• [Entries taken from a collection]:
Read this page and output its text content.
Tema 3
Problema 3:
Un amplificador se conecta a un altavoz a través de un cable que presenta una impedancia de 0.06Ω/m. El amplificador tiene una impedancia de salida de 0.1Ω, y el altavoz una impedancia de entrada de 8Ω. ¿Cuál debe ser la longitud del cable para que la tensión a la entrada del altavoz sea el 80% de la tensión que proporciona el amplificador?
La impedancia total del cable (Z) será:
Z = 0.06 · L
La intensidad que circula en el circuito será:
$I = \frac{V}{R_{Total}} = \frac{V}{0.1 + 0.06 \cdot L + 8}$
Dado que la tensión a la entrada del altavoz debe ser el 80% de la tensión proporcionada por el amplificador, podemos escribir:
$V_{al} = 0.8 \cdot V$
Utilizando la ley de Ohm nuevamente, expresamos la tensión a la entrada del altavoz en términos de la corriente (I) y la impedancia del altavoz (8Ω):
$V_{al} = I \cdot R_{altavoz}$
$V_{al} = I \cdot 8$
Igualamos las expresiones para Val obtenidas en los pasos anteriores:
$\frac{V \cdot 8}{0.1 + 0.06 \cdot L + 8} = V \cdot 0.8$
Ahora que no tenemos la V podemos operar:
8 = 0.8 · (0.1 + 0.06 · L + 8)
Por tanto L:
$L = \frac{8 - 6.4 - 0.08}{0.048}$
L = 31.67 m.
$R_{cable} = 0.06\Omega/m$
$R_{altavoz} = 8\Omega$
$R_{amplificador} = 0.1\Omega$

• [YOUR TASK]:
The records above must be output exactly, in full.

• [OUTPUT FOR THIS TASK]:
Read this page and output its text content.
Tema 3
Problema 3:
Un amplificador se conecta a un altavoz a través de un cable que presenta una impedancia de 0.06Ω/m. El amplificador tiene una impedancia de salida de 0.1Ω, y el altavoz una impedancia de entrada de 8Ω. ¿Cuál debe ser la longitud del cable para que la tensión a la entrada del altavoz sea el 80% de la tensión que proporciona el amplificador?
La impedancia total del cable (Z) será:
Z = 0.06 · L
La intensidad que circula en el circuito será:
$I = \frac{V}{R_{Total}} = \frac{V}{0.1 + 0.06 \cdot L + 8}$
Dado que la tensión a la entrada del altavoz debe ser el 80% de la tensión proporcionada por el amplificador, podemos escribir:
$V_{al} = 0.8 \cdot V$
Utilizando la ley de Ohm nuevamente, expresamos la tensión a la entrada del altavoz en términos de la corriente (I) y la impedancia del altavoz (8Ω):
$V_{al} = I \cdot R_{altavoz}$
$V_{al} = I \cdot 8$
Igualamos las expresiones para Val obtenidas en los pasos anteriores:
$\frac{V \cdot 8}{0.1 + 0.06 \cdot L + 8} = V \cdot 0.8$
Ahora que no tenemos la V podemos operar:
8 = 0.8 · (0.1 + 0.06 · L + 8)
Por tanto L:
$L = \frac{8 - 6.4 - 0.08}{0.048}$
L = 31.67 m.
$R_{cable} = 0.06\Omega/m$
$R_{altavoz} = 8\Omega$
$R_{amplificador} = 0.1\Omega$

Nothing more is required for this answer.